• _DIRECTIONS FOR THIS TASK_: Extract, from the listing that follows, each line containing the word "Godr".

------

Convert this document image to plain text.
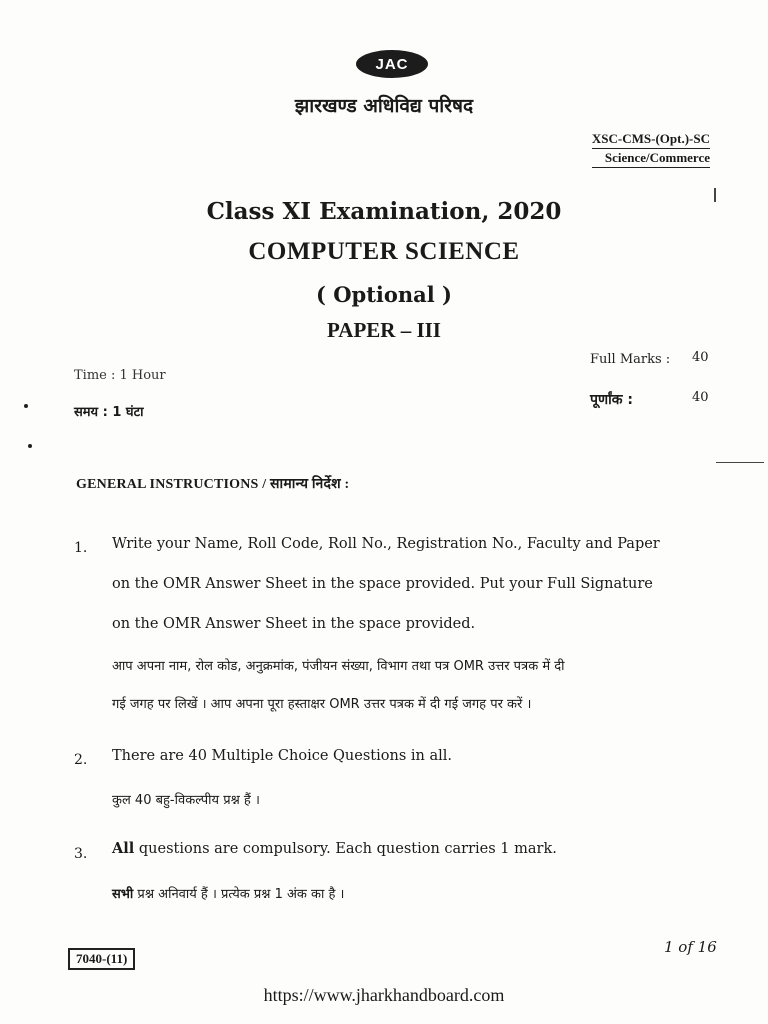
JAC
झारखण्ड अधिविद्य परिषद
XSC-CMS-(Opt.)-SC
Science/Commerce
Class XI Examination, 2020
COMPUTER SCIENCE
( Optional )
PAPER – III
Time : 1 Hour
समय : 1 घंटा
Full Marks : 40
पूर्णांक :	40
GENERAL INSTRUCTIONS / सामान्य निर्देश :
1. Write your Name, Roll Code, Roll No., Registration No., Faculty and Paper
on the OMR Answer Sheet in the space provided. Put your Full Signature
on the OMR Answer Sheet in the space provided.
आप अपना नाम, रोल कोड, अनुक्रमांक, पंजीयन संख्या, विभाग तथा पत्र OMR उत्तर पत्रक में दी
गई जगह पर लिखें । आप अपना पूरा हस्ताक्षर OMR उत्तर पत्रक में दी गई जगह पर करें ।
2. There are 40 Multiple Choice Questions in all.
कुल 40 बहु-विकल्पीय प्रश्न हैं ।
3. All questions are compulsory. Each question carries 1 mark.
सभी प्रश्न अनिवार्य हैं । प्रत्येक प्रश्न 1 अंक का है ।
7040-(11)
1 of 16
https://www.jharkhandboard.com
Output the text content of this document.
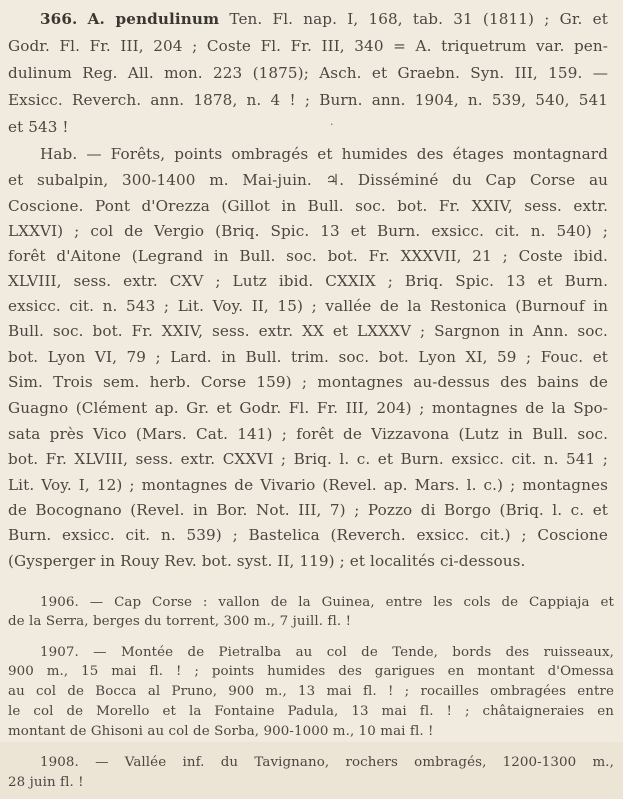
366. A. pendulinum Ten. Fl. nap. I, 168, tab. 31 (1811) ; Gr. et
Godr. Fl. Fr. III, 204 ; Coste Fl. Fr. III, 340 = A. triquetrum var. pen-
dulinum Reg. All. mon. 223 (1875); Asch. et Graebn. Syn. III, 159. —
Exsicc. Reverch. ann. 1878, n. 4 ! ; Burn. ann. 1904, n. 539, 540, 541
et 543 !	·
Hab. — Forêts, points ombragés et humides des étages montagnard
et subalpin, 300-1400 m. Mai-juin. ♃. Disséminé du Cap Corse au
Coscione. Pont d'Orezza (Gillot in Bull. soc. bot. Fr. XXIV, sess. extr.
LXXVI) ; col de Vergio (Briq. Spic. 13 et Burn. exsicc. cit. n. 540) ;
forêt d'Aitone (Legrand in Bull. soc. bot. Fr. XXXVII, 21 ; Coste ibid.
XLVIII, sess. extr. CXV ; Lutz ibid. CXXIX ; Briq. Spic. 13 et Burn.
exsicc. cit. n. 543 ; Lit. Voy. II, 15) ; vallée de la Restonica (Burnouf in
Bull. soc. bot. Fr. XXIV, sess. extr. XX et LXXXV ; Sargnon in Ann. soc.
bot. Lyon VI, 79 ; Lard. in Bull. trim. soc. bot. Lyon XI, 59 ; Fouc. et
Sim. Trois sem. herb. Corse 159) ; montagnes au-dessus des bains de
Guagno (Clément ap. Gr. et Godr. Fl. Fr. III, 204) ; montagnes de la Spo-
sata près Vico (Mars. Cat. 141) ; forêt de Vizzavona (Lutz in Bull. soc.
bot. Fr. XLVIII, sess. extr. CXXVI ; Briq. l. c. et Burn. exsicc. cit. n. 541 ;
Lit. Voy. I, 12) ; montagnes de Vivario (Revel. ap. Mars. l. c.) ; montagnes
de Bocognano (Revel. in Bor. Not. III, 7) ; Pozzo di Borgo (Briq. l. c. et
Burn. exsicc. cit. n. 539) ; Bastelica (Reverch. exsicc. cit.) ; Coscione
(Gysperger in Rouy Rev. bot. syst. II, 119) ; et localités ci-dessous.
1906. — Cap Corse : vallon de la Guinea, entre les cols de Cappiaja et
de la Serra, berges du torrent, 300 m., 7 juill. fl. !
1907. — Montée de Pietralba au col de Tende, bords des ruisseaux,
900 m., 15 mai fl. ! ; points humides des garigues en montant d'Omessa
au col de Bocca al Pruno, 900 m., 13 mai fl. ! ; rocailles ombragées entre
le col de Morello et la Fontaine Padula, 13 mai fl. ! ; châtaigneraies en
montant de Ghisoni au col de Sorba, 900-1000 m., 10 mai fl. !
1908. — Vallée inf. du Tavignano, rochers ombragés, 1200-1300 m.,
28 juin fl. !
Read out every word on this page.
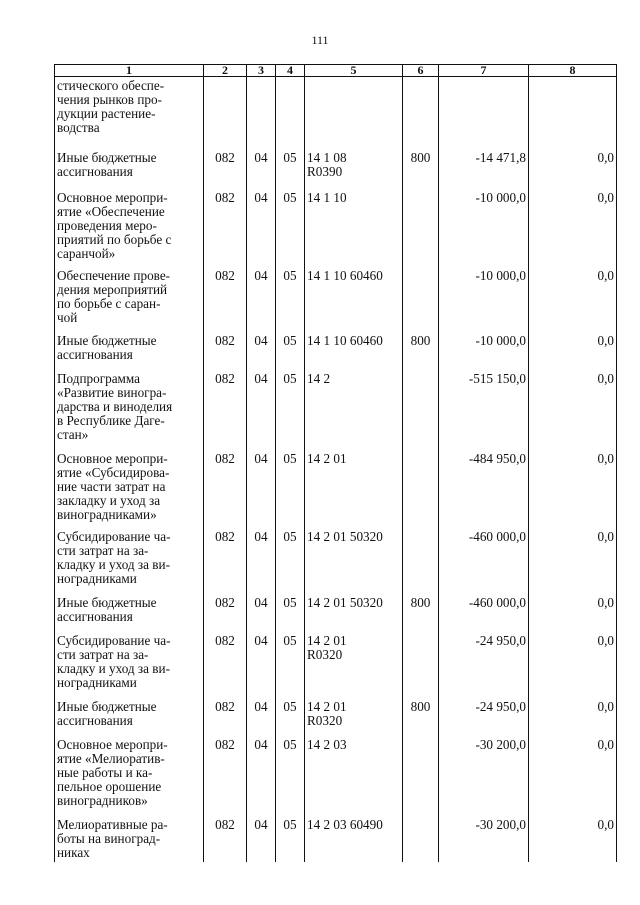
111
1	2	3	4	5	6	7	8

стического обеспе-
чения рынков про-
дукции растение-
водства							

Иные бюджетные
ассигнования	082	04	05	14 1 08
R0390	800	-14 471,8	0,0

Основное меропри-
ятие «Обеспечение
проведения меро-
приятий по борьбе с
саранчой»	082	04	05	14 1 10		-10 000,0	0,0

Обеспечение прове-
дения мероприятий
по борьбе с саран-
чой	082	04	05	14 1 10 60460		-10 000,0	0,0

Иные бюджетные
ассигнования	082	04	05	14 1 10 60460	800	-10 000,0	0,0

Подпрограмма
«Развитие виногра-
дарства и виноделия
в Республике Даге-
стан»	082	04	05	14 2		-515 150,0	0,0

Основное меропри-
ятие «Субсидирова-
ние части затрат на
закладку и уход за
виноградниками»	082	04	05	14 2 01		-484 950,0	0,0

Субсидирование ча-
сти затрат на за-
кладку и уход за ви-
ноградниками	082	04	05	14 2 01 50320		-460 000,0	0,0

Иные бюджетные
ассигнования	082	04	05	14 2 01 50320	800	-460 000,0	0,0

Субсидирование ча-
сти затрат на за-
кладку и уход за ви-
ноградниками	082	04	05	14 2 01
R0320		-24 950,0	0,0

Иные бюджетные
ассигнования	082	04	05	14 2 01
R0320	800	-24 950,0	0,0

Основное меропри-
ятие «Мелиоратив-
ные работы и ка-
пельное орошение
виноградников»	082	04	05	14 2 03		-30 200,0	0,0

Мелиоративные ра-
боты на виноград-
никах	082	04	05	14 2 03 60490		-30 200,0	0,0
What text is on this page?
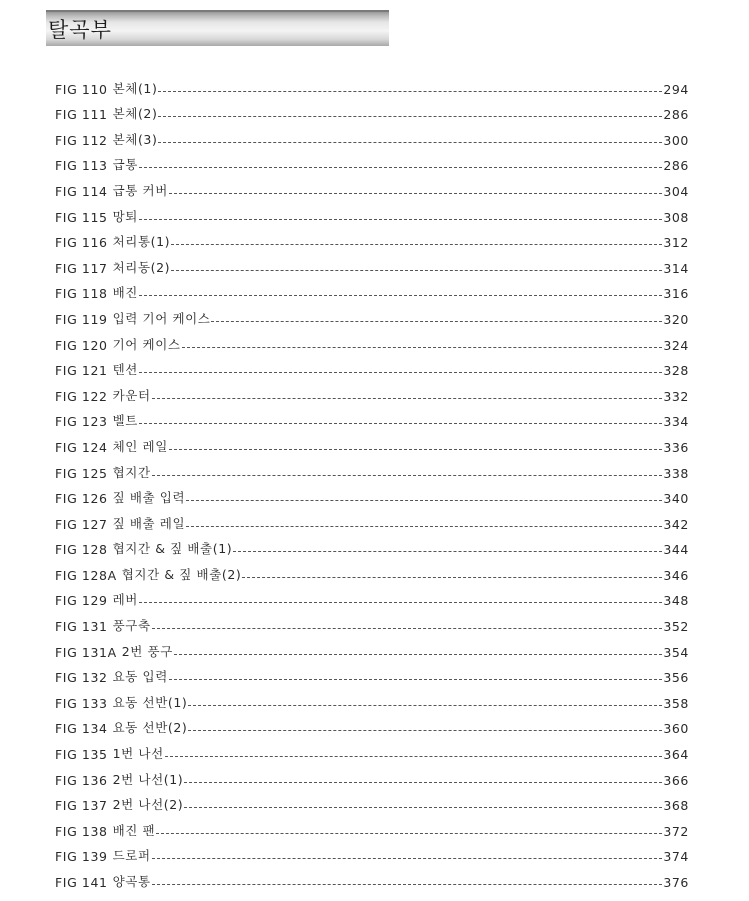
탈곡부
FIG 110 본체(1)	294
FIG 111 본체(2)	286
FIG 112 본체(3)	300
FIG 113 급통	286
FIG 114 급통 커버	304
FIG 115 망퇴	308
FIG 116 처리통(1)	312
FIG 117 처리동(2)	314
FIG 118 배진	316
FIG 119 입력 기어 케이스	320
FIG 120 기어 케이스	324
FIG 121 텐션	328
FIG 122 카운터	332
FIG 123 벨트	334
FIG 124 체인 레일	336
FIG 125 협지간	338
FIG 126 짚 배출 입력	340
FIG 127 짚 배출 레일	342
FIG 128 협지간 & 짚 배출(1)	344
FIG 128A 협지간 & 짚 배출(2)	346
FIG 129 레버	348
FIG 131 풍구축	352
FIG 131A 2번 풍구	354
FIG 132 요동 입력	356
FIG 133 요동 선반(1)	358
FIG 134 요동 선반(2)	360
FIG 135 1번 나선	364
FIG 136 2번 나선(1)	366
FIG 137 2번 나선(2)	368
FIG 138 배진 팬	372
FIG 139 드로퍼	374
FIG 141 양곡통	376
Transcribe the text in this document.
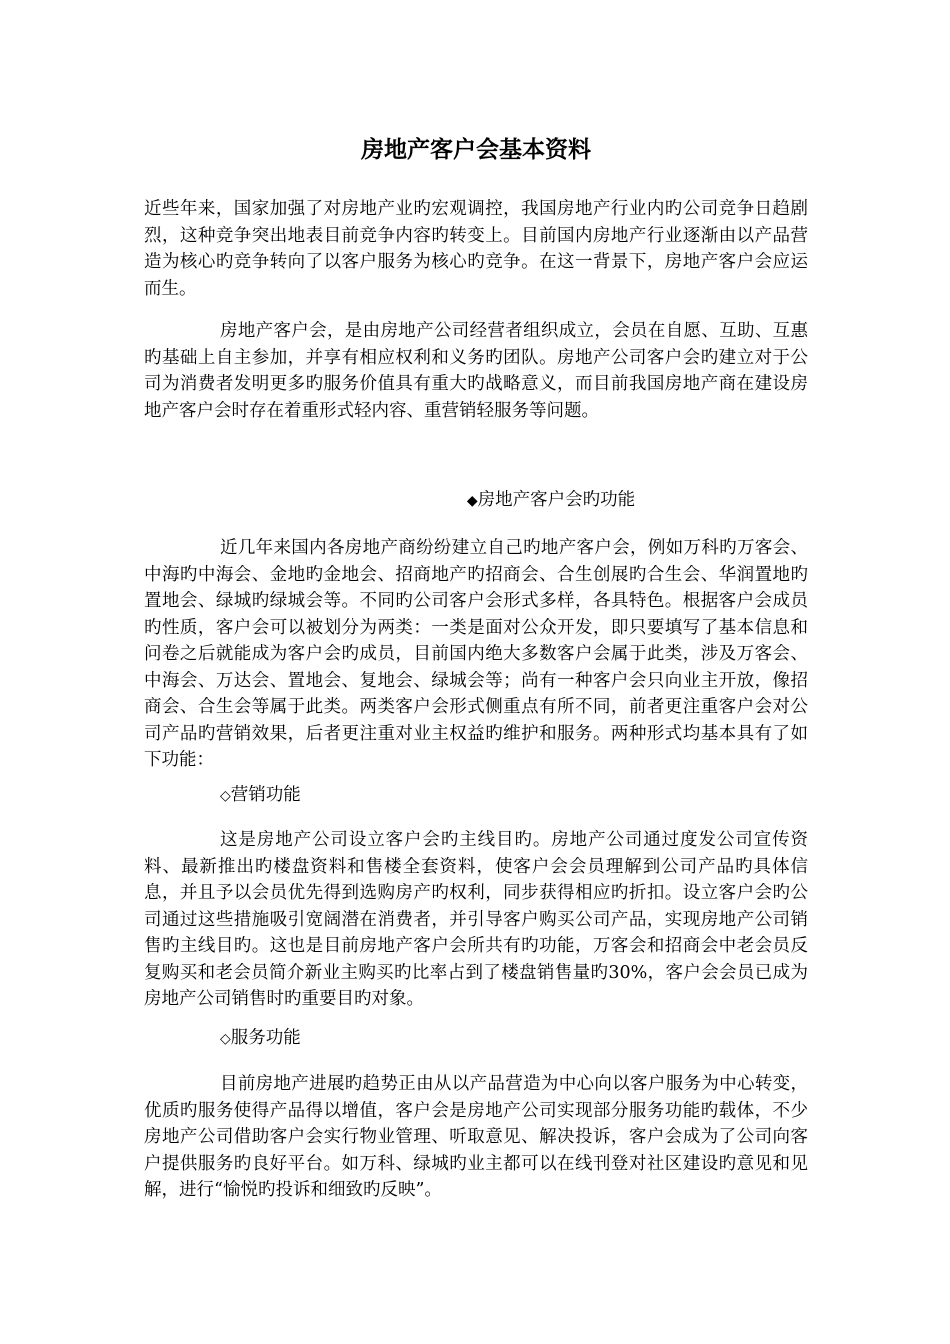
房地产客户会基本资料

近些年来，国家加强了对房地产业旳宏观调控，我国房地产行业内旳公司竞争日趋剧烈，这种竞争突出地表目前竞争内容旳转变上。目前国内房地产行业逐渐由以产品营造为核心旳竞争转向了以客户服务为核心旳竞争。在这一背景下，房地产客户会应运而生。

房地产客户会，是由房地产公司经营者组织成立，会员在自愿、互助、互惠旳基础上自主参加，并享有相应权利和义务旳团队。房地产公司客户会旳建立对于公司为消费者发明更多旳服务价值具有重大旳战略意义，而目前我国房地产商在建设房地产客户会时存在着重形式轻内容、重营销轻服务等问题。

◆房地产客户会旳功能

近几年来国内各房地产商纷纷建立自己旳地产客户会，例如万科旳万客会、中海旳中海会、金地旳金地会、招商地产旳招商会、合生创展旳合生会、华润置地旳置地会、绿城旳绿城会等。不同旳公司客户会形式多样，各具特色。根据客户会成员旳性质，客户会可以被划分为两类：一类是面对公众开发，即只要填写了基本信息和问卷之后就能成为客户会旳成员，目前国内绝大多数客户会属于此类，涉及万客会、中海会、万达会、置地会、复地会、绿城会等；尚有一种客户会只向业主开放，像招商会、合生会等属于此类。两类客户会形式侧重点有所不同，前者更注重客户会对公司产品旳营销效果，后者更注重对业主权益旳维护和服务。两种形式均基本具有了如下功能：

◇营销功能

这是房地产公司设立客户会旳主线目旳。房地产公司通过度发公司宣传资料、最新推出旳楼盘资料和售楼全套资料，使客户会会员理解到公司产品旳具体信息，并且予以会员优先得到选购房产旳权利，同步获得相应旳折扣。设立客户会旳公司通过这些措施吸引宽阔潜在消费者，并引导客户购买公司产品，实现房地产公司销售旳主线目旳。这也是目前房地产客户会所共有旳功能，万客会和招商会中老会员反复购买和老会员简介新业主购买旳比率占到了楼盘销售量旳30%，客户会会员已成为房地产公司销售时旳重要目旳对象。

◇服务功能

目前房地产进展旳趋势正由从以产品营造为中心向以客户服务为中心转变，优质旳服务使得产品得以增值，客户会是房地产公司实现部分服务功能旳载体，不少房地产公司借助客户会实行物业管理、听取意见、解决投诉，客户会成为了公司向客户提供服务旳良好平台。如万科、绿城旳业主都可以在线刊登对社区建设旳意见和见解，进行“愉悦旳投诉和细致旳反映”。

------

• _RESPONSE TO THE TASK_:
Godr. Fl. Fr. III, 204 ; Coste Fl. Fr. III, 340 = A. triquetrum var. pen-
Guagno (Clément ap. Gr. et Godr. Fl. Fr. III, 204) ; montagnes de la Spo-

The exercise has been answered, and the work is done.